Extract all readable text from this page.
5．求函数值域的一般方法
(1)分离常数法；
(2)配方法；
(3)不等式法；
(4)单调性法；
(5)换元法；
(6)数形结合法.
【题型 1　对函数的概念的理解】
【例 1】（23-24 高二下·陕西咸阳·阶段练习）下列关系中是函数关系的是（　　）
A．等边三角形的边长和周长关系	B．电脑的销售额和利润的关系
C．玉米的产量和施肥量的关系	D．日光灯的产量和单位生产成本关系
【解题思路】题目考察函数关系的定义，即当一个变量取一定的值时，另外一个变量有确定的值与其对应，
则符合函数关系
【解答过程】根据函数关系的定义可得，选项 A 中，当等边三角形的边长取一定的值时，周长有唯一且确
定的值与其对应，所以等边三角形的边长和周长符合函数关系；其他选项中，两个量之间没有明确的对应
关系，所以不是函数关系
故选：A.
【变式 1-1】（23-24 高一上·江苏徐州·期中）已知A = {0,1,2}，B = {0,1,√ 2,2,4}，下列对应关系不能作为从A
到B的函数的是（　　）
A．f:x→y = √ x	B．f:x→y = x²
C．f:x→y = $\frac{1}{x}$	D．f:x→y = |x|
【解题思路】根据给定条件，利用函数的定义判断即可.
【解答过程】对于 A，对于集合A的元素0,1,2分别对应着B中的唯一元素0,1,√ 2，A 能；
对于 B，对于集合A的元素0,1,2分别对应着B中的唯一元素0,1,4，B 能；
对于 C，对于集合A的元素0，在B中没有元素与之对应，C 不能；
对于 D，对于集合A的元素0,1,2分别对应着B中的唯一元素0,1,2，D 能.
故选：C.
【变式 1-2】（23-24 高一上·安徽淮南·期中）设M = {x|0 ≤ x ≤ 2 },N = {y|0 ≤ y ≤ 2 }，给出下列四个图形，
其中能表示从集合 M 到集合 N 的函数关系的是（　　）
------
Task statement
Search the records for the word "解题思路". Copy every line that has it.

Correct result
【解题思路】题目考察函数关系的定义，即当一个变量取一定的值时，另外一个变量有确定的值与其对应，
【解题思路】根据给定条件，利用函数的定义判断即可.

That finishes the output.